▶ EXERCISE PROMPT:
Count how many lines hold the word "kind" and give that number as the whole answer.

* Start DATA TO PROCESS *

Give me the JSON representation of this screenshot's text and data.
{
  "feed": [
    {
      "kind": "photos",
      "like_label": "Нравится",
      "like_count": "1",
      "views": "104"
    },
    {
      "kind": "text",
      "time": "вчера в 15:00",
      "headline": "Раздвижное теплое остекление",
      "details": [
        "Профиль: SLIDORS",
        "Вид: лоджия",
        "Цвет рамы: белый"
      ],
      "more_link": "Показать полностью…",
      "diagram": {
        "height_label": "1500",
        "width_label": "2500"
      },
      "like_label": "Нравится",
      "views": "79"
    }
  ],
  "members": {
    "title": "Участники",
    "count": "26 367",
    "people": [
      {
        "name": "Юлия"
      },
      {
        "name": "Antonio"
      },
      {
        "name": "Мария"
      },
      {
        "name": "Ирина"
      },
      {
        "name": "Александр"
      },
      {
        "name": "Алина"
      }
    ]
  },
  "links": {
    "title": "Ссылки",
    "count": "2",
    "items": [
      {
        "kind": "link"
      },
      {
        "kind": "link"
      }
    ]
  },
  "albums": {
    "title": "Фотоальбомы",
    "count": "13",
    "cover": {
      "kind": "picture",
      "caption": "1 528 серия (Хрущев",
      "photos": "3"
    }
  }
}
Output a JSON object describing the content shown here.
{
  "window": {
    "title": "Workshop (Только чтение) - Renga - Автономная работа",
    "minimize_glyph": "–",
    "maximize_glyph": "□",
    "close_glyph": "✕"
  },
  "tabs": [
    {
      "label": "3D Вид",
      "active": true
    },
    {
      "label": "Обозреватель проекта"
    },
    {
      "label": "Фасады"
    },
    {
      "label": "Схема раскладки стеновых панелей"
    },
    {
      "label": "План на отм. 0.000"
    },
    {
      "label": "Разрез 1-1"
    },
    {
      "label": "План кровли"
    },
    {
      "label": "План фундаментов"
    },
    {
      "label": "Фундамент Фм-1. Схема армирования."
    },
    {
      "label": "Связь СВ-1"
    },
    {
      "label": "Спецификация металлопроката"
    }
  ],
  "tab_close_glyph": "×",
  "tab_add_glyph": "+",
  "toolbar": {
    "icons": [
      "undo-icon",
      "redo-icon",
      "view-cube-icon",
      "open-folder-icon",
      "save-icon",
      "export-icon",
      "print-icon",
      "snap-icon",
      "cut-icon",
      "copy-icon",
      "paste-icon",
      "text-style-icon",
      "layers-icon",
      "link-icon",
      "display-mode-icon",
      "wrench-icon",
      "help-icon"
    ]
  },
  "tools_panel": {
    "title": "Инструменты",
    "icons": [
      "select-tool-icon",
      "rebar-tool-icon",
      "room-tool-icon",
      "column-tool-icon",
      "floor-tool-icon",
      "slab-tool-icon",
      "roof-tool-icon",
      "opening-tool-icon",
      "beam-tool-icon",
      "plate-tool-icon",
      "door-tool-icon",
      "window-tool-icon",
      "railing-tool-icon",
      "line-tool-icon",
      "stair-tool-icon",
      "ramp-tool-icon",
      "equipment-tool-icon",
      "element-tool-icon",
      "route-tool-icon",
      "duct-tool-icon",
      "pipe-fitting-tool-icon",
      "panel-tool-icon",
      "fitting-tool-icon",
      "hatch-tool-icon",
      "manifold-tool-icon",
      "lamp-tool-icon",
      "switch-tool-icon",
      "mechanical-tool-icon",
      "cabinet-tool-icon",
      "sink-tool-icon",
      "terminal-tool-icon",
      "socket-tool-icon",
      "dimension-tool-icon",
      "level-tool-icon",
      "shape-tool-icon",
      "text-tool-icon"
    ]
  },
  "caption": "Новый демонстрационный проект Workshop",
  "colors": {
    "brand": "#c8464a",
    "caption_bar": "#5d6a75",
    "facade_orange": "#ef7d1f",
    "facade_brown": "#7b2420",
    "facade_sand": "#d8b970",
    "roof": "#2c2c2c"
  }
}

* End DATA TO PROCESS *

▶ RESULT OF THIS TASK:
5